--- Start ---

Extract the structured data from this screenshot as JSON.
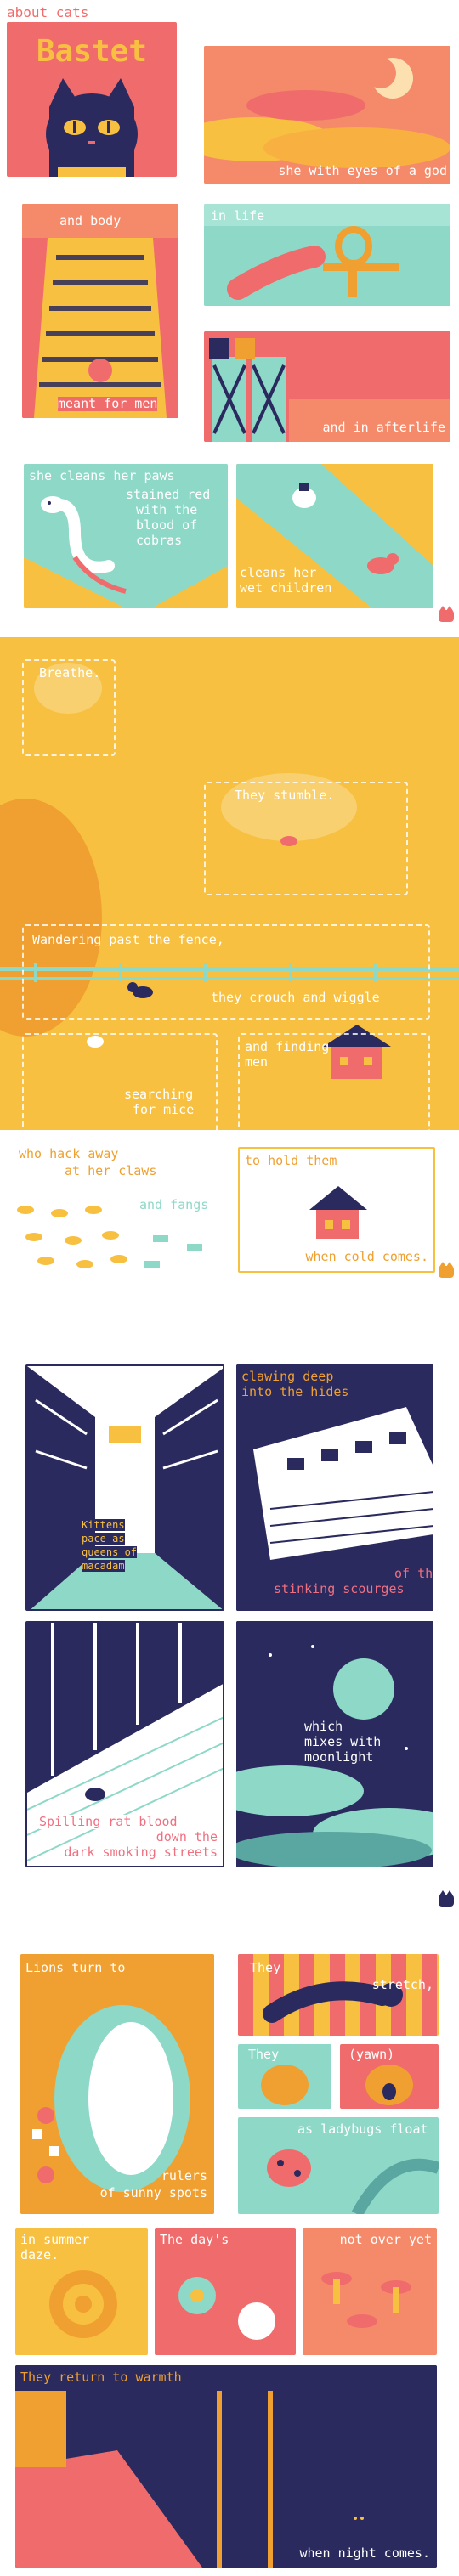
{
  "s1": {
    "header": "about cats",
    "title": "Bastet",
    "c1": "she with eyes of a god",
    "c2": "and body",
    "c3": "meant for men",
    "c4": "in life",
    "c5": "and in afterlife",
    "c6a": "she cleans her paws",
    "c6b": "stained red",
    "c6c": "with the",
    "c6d": "blood of",
    "c6e": "cobras",
    "c7a": "cleans her",
    "c7b": "wet children"
  },
  "s2": {
    "c1": "Breathe.",
    "c2": "They stumble.",
    "c3": "Wandering past the fence,",
    "c4": "they crouch and wiggle",
    "c5a": "searching",
    "c5b": "for mice",
    "c6a": "and finding",
    "c6b": "men",
    "c7a": "who hack away",
    "c7b": "at her claws",
    "c7c": "and fangs",
    "c8a": "to hold them",
    "c8b": "when cold comes."
  },
  "s3": {
    "c1a": "Kittens",
    "c1b": "pace as",
    "c1c": "queens of",
    "c1d": "macadam",
    "c2a": "clawing deep",
    "c2b": "into the hides",
    "c3a": "of the",
    "c3b": "stinking scourges",
    "c4a": "Spilling rat blood",
    "c4b": "down the",
    "c4c": "dark smoking streets",
    "c5a": "which",
    "c5b": "mixes with",
    "c5c": "moonlight"
  },
  "s4": {
    "c1": "Lions turn to",
    "c2a": "rulers",
    "c2b": "of sunny spots",
    "c3a": "They",
    "c3b": "stretch,",
    "c4a": "They",
    "c4b": "(yawn)",
    "c5": "as ladybugs float",
    "c6a": "in summer",
    "c6b": "daze.",
    "c7": "The day's",
    "c8": "not over yet",
    "c9a": "They return to warmth",
    "c9b": "when night comes."
  },
  "colors": {
    "coral": "#f06c6c",
    "yellow": "#f8c040",
    "teal": "#8ed8c8",
    "navy": "#2a2a5e",
    "orange": "#f0a030"
  },
  "icons": [
    "cat-badge-icon",
    "cat-badge-icon",
    "cat-badge-icon",
    "cat-badge-icon"
  ]
}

--- End ---

**Work to do:** Set down every record once more, word for word, without pictures.

**The response:**
Extract the structured data from this screenshot as JSON.
{
  "s1": {
    "header": "about cats",
    "title": "Bastet",
    "c1": "she with eyes of a god",
    "c2": "and body",
    "c3": "meant for men",
    "c4": "in life",
    "c5": "and in afterlife",
    "c6a": "she cleans her paws",
    "c6b": "stained red",
    "c6c": "with the",
    "c6d": "blood of",
    "c6e": "cobras",
    "c7a": "cleans her",
    "c7b": "wet children"
  },
  "s2": {
    "c1": "Breathe.",
    "c2": "They stumble.",
    "c3": "Wandering past the fence,",
    "c4": "they crouch and wiggle",
    "c5a": "searching",
    "c5b": "for mice",
    "c6a": "and finding",
    "c6b": "men",
    "c7a": "who hack away",
    "c7b": "at her claws",
    "c7c": "and fangs",
    "c8a": "to hold them",
    "c8b": "when cold comes."
  },
  "s3": {
    "c1a": "Kittens",
    "c1b": "pace as",
    "c1c": "queens of",
    "c1d": "macadam",
    "c2a": "clawing deep",
    "c2b": "into the hides",
    "c3a": "of the",
    "c3b": "stinking scourges",
    "c4a": "Spilling rat blood",
    "c4b": "down the",
    "c4c": "dark smoking streets",
    "c5a": "which",
    "c5b": "mixes with",
    "c5c": "moonlight"
  },
  "s4": {
    "c1": "Lions turn to",
    "c2a": "rulers",
    "c2b": "of sunny spots",
    "c3a": "They",
    "c3b": "stretch,",
    "c4a": "They",
    "c4b": "(yawn)",
    "c5": "as ladybugs float",
    "c6a": "in summer",
    "c6b": "daze.",
    "c7": "The day's",
    "c8": "not over yet",
    "c9a": "They return to warmth",
    "c9b": "when night comes."
  },
  "colors": {
    "coral": "#f06c6c",
    "yellow": "#f8c040",
    "teal": "#8ed8c8",
    "navy": "#2a2a5e",
    "orange": "#f0a030"
  },
  "icons": [
    "cat-badge-icon",
    "cat-badge-icon",
    "cat-badge-icon",
    "cat-badge-icon"
  ]
}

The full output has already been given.